*What to produce*
Gather up the lines with the word "from" in them.

*Records provided*
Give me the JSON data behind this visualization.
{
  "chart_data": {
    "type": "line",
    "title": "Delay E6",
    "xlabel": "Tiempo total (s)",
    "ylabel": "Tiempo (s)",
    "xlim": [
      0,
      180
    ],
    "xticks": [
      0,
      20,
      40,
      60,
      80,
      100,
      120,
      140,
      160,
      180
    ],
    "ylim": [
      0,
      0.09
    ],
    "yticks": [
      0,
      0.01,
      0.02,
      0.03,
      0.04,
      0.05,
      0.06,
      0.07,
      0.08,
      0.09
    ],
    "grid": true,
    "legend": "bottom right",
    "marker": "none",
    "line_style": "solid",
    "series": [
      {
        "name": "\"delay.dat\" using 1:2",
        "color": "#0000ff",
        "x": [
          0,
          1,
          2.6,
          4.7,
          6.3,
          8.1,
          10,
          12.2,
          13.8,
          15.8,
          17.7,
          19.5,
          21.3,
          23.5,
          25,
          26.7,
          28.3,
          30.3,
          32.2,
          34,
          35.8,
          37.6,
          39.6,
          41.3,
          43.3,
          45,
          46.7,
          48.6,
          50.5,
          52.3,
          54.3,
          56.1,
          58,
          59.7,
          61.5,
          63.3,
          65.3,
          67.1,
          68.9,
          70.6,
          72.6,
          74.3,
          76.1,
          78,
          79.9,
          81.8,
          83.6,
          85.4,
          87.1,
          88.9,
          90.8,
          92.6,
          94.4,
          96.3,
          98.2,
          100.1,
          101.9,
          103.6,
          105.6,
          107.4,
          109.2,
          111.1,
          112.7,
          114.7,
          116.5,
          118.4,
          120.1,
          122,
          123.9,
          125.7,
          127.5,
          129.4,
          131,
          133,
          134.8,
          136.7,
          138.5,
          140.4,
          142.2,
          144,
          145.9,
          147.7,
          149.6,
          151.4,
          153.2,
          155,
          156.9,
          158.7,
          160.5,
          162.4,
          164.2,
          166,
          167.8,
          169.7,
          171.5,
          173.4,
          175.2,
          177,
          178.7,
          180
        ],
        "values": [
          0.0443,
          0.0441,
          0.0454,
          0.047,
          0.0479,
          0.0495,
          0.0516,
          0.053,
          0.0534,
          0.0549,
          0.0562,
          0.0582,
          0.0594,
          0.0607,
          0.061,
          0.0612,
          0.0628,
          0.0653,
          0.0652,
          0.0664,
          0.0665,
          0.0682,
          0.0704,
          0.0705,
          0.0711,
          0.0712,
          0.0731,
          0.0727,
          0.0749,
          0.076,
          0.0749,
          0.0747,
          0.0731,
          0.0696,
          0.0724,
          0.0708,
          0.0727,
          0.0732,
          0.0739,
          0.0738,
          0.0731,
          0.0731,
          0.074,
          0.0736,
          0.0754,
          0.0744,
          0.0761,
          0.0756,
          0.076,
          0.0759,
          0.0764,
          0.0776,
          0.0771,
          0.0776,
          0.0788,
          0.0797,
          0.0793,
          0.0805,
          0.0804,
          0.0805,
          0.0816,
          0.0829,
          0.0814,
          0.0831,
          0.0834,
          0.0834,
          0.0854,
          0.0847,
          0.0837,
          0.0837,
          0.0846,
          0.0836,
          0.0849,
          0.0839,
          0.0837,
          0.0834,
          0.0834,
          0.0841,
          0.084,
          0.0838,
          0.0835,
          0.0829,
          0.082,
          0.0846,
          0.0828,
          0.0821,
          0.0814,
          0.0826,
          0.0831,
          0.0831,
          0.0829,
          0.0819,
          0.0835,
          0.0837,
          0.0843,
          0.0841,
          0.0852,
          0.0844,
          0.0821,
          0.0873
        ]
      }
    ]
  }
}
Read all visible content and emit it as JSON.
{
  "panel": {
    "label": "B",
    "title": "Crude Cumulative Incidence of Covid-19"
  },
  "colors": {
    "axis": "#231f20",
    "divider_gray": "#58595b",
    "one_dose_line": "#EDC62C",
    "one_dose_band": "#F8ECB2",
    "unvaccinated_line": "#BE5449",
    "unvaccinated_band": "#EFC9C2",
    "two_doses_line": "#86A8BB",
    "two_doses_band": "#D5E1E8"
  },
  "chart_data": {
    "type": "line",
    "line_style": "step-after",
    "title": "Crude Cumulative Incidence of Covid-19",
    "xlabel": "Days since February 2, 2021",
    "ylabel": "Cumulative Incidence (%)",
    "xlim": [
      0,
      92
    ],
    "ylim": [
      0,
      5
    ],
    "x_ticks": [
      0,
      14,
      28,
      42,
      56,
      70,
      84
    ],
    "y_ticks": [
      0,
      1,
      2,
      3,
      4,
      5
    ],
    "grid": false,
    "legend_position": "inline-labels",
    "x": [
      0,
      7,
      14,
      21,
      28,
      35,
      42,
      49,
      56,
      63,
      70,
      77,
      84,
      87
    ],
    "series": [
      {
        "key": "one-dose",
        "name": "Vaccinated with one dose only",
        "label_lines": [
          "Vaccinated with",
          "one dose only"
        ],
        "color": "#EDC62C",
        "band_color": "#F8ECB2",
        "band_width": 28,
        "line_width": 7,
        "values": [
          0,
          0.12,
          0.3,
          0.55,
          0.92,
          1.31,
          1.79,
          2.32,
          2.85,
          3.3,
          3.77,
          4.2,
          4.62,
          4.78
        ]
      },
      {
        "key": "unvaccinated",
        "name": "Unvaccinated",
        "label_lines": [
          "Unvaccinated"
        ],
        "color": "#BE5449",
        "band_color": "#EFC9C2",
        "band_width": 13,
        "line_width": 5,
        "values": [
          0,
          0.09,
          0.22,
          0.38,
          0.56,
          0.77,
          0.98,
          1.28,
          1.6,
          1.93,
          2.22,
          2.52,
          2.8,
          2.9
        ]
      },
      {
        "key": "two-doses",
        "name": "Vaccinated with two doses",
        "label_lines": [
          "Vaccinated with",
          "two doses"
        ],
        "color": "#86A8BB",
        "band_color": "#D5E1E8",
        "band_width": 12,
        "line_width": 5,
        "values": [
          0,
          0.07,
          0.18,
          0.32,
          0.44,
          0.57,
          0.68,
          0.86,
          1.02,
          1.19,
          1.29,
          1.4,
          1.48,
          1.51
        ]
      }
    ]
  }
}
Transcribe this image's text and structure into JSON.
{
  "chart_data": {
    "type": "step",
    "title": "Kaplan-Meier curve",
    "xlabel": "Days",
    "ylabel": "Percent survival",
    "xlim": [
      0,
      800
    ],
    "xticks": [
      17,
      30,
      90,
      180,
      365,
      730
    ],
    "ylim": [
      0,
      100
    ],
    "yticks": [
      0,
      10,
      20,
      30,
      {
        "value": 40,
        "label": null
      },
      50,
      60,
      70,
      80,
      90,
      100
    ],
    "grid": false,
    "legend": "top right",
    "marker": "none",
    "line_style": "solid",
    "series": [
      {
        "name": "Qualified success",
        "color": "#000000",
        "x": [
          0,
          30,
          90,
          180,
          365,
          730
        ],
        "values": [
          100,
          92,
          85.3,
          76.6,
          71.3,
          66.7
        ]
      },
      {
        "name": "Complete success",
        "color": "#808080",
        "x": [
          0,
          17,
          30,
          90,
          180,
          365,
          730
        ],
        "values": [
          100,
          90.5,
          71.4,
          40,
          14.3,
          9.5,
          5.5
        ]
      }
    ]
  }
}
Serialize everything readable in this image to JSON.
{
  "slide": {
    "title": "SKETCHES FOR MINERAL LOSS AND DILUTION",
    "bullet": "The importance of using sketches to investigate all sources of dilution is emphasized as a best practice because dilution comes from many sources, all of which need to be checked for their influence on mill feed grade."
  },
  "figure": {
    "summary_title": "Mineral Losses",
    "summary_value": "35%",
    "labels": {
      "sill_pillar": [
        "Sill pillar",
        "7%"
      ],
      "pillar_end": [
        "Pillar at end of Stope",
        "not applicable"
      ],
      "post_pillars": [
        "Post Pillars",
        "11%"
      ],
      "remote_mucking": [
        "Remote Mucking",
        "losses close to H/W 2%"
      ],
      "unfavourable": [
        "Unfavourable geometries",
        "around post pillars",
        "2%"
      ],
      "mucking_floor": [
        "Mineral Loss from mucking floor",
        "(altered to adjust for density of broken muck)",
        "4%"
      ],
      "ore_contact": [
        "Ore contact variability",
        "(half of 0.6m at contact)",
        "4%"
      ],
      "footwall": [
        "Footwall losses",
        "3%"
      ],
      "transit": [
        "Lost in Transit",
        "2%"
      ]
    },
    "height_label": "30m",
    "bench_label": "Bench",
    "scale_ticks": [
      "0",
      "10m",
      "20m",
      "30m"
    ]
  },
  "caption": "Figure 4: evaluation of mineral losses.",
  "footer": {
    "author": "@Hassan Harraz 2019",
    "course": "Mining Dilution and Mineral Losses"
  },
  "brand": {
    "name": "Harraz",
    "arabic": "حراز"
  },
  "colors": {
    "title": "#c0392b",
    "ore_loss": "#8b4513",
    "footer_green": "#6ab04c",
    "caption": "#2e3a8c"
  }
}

*Task response*
    "bullet": "The importance of using sketches to investigate all sources of dilution is emphasized as a best practice because dilution comes from many sources, all of which need to be checked for their influence on mill feed grade."
        "Mineral Loss from mucking floor",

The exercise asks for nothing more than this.